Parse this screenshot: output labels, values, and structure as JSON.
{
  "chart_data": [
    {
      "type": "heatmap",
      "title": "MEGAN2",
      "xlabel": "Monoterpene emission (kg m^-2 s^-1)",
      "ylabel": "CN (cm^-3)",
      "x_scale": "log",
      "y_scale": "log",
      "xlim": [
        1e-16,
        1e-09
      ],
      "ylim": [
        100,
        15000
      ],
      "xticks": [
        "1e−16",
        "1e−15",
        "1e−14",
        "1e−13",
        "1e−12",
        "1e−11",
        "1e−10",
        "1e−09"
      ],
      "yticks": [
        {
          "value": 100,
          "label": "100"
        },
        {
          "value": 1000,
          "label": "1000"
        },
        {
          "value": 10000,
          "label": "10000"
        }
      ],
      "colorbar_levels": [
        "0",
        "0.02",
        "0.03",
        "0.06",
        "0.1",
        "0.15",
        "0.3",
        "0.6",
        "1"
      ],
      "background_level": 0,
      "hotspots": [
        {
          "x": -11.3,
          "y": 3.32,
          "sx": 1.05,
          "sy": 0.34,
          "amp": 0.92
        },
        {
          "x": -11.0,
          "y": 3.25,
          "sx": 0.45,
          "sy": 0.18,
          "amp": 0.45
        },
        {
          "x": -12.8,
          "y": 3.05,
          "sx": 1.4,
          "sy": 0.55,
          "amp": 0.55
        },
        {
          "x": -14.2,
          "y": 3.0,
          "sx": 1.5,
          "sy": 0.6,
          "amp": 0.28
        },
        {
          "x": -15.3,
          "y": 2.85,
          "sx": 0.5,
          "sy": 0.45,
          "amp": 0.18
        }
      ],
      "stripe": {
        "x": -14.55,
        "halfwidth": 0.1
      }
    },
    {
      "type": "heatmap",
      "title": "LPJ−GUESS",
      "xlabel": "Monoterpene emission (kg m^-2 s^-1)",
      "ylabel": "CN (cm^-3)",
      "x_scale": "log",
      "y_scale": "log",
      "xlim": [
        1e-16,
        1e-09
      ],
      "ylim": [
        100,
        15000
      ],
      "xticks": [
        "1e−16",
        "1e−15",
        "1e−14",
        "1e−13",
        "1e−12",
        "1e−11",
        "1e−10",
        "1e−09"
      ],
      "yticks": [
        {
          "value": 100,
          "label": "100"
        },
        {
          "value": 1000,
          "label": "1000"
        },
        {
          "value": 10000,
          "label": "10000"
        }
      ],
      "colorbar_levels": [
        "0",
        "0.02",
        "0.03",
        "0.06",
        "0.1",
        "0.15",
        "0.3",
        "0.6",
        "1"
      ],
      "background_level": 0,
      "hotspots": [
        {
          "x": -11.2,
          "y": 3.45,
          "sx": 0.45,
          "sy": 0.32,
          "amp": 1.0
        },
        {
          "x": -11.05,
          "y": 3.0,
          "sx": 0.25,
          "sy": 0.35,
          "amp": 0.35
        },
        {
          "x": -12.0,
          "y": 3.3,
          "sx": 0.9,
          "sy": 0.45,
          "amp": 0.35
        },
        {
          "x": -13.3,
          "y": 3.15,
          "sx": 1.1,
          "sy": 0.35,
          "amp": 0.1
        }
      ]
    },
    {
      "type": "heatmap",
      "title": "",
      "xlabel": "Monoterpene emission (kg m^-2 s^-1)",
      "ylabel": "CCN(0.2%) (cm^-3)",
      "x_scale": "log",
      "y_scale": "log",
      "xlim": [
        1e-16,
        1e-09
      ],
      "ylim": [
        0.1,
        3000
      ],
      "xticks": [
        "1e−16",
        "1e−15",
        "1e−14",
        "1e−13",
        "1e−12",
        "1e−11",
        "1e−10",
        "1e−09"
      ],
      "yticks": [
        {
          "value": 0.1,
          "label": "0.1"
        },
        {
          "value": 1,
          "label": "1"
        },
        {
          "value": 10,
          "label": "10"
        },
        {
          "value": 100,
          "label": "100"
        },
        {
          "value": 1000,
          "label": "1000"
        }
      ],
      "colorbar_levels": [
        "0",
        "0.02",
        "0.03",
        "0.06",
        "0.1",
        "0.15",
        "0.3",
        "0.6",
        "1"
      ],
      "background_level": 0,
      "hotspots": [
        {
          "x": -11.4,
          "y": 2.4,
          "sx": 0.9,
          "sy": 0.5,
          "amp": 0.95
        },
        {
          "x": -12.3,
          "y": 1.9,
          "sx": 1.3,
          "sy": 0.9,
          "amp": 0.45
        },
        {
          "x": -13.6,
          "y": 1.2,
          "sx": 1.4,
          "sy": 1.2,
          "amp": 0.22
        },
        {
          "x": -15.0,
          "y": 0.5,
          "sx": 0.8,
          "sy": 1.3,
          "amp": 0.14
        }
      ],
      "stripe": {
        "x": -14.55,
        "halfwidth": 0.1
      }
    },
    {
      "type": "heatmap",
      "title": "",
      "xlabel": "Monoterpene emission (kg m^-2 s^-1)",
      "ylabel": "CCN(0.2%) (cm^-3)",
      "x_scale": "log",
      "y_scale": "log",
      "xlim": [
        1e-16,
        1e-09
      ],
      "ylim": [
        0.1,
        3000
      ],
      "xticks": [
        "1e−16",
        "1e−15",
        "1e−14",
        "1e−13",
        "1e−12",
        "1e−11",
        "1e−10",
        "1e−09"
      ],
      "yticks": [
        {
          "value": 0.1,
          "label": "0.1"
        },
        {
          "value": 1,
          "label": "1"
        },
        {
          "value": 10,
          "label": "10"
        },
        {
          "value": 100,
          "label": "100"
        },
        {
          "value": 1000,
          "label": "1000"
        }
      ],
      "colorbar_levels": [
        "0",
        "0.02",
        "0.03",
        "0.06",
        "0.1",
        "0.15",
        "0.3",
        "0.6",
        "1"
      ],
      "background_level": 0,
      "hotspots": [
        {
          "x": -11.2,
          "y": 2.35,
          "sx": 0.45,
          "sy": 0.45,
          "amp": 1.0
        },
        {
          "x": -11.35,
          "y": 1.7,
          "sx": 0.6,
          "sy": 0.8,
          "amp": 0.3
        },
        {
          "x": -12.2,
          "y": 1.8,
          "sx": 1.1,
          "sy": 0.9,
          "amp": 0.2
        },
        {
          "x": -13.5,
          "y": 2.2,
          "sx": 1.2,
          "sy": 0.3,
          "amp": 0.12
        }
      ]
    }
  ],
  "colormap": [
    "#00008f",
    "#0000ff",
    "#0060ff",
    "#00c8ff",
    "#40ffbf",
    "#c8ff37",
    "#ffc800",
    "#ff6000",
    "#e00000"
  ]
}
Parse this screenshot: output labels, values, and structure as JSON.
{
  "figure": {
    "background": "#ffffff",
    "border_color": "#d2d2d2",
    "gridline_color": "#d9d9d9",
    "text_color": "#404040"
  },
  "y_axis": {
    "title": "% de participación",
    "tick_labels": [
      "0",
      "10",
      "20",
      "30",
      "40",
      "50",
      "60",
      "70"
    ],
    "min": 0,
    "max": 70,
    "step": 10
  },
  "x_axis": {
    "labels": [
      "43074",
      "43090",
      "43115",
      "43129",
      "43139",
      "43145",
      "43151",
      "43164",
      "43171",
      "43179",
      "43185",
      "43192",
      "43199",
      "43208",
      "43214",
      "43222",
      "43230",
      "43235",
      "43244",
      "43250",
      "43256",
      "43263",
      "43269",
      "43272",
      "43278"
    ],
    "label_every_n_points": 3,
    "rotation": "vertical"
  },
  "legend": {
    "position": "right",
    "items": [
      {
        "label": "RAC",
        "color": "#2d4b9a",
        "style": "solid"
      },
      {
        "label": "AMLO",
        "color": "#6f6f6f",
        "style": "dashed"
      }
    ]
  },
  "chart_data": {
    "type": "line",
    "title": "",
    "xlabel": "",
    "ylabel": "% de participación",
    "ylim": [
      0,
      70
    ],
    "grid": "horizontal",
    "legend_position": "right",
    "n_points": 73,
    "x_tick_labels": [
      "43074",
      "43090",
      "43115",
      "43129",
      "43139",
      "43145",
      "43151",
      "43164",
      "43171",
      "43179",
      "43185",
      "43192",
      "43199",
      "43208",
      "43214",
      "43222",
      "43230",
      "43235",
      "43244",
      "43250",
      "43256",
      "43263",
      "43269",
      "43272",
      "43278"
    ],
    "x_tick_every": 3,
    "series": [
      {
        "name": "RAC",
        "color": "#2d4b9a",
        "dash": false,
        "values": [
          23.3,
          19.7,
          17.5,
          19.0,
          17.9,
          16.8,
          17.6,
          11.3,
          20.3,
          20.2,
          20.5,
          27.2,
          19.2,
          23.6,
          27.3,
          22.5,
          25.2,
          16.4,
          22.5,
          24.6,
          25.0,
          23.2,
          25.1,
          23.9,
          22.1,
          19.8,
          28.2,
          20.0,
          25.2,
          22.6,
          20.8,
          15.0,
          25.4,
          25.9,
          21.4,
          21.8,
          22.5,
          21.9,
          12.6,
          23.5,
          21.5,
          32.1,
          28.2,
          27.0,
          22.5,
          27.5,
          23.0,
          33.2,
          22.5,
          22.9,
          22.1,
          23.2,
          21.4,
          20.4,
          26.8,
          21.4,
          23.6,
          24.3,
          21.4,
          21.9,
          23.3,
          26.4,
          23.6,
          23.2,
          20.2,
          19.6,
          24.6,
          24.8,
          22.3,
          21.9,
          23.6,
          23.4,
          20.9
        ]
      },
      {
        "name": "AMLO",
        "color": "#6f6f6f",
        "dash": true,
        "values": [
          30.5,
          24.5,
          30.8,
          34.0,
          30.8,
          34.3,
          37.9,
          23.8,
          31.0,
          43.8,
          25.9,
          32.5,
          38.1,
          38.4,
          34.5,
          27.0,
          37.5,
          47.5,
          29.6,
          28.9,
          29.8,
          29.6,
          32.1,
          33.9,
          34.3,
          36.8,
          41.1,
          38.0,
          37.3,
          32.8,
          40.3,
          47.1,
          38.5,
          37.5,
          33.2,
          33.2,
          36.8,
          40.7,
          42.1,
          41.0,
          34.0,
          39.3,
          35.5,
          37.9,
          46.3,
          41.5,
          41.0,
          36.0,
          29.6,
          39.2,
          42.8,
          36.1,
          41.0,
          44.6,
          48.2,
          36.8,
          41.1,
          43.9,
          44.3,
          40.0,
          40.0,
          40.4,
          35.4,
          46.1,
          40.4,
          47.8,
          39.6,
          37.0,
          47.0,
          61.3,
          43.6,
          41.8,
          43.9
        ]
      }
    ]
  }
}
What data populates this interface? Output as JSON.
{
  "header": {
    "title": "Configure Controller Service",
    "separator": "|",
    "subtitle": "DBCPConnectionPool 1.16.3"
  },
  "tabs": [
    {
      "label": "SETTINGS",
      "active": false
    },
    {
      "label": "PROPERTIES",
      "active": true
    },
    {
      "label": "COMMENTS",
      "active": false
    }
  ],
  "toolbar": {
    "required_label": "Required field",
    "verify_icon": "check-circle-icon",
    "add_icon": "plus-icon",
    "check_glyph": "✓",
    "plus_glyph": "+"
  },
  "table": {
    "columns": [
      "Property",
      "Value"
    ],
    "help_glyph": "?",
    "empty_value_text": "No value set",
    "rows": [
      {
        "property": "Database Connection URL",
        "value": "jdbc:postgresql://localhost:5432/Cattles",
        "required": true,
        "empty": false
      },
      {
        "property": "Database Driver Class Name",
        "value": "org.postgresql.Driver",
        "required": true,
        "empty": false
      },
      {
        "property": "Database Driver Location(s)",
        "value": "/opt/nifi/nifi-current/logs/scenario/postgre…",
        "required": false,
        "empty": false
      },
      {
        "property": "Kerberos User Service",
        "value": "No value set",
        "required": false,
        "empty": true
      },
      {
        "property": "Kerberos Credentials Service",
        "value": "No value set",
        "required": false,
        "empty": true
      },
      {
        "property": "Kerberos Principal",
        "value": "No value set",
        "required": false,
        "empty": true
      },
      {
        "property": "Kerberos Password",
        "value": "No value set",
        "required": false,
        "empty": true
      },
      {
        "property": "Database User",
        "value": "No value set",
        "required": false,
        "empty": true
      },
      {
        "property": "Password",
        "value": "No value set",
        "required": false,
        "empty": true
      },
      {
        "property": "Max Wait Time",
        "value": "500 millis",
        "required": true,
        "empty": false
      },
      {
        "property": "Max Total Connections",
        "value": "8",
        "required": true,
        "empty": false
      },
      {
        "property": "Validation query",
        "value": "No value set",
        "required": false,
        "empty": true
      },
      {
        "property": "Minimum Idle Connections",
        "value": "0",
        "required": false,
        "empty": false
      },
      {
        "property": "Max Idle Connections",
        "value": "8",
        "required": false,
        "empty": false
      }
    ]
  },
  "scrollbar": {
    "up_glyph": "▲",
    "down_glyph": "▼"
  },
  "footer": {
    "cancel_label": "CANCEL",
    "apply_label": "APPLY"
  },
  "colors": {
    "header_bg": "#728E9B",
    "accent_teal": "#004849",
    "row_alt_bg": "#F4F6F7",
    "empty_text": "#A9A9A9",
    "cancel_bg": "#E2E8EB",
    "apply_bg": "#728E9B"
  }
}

— Task to carry out —
Find every line in the records that has the string "Idle", then state how many there are and nothing else.

— Answer to this problem —
2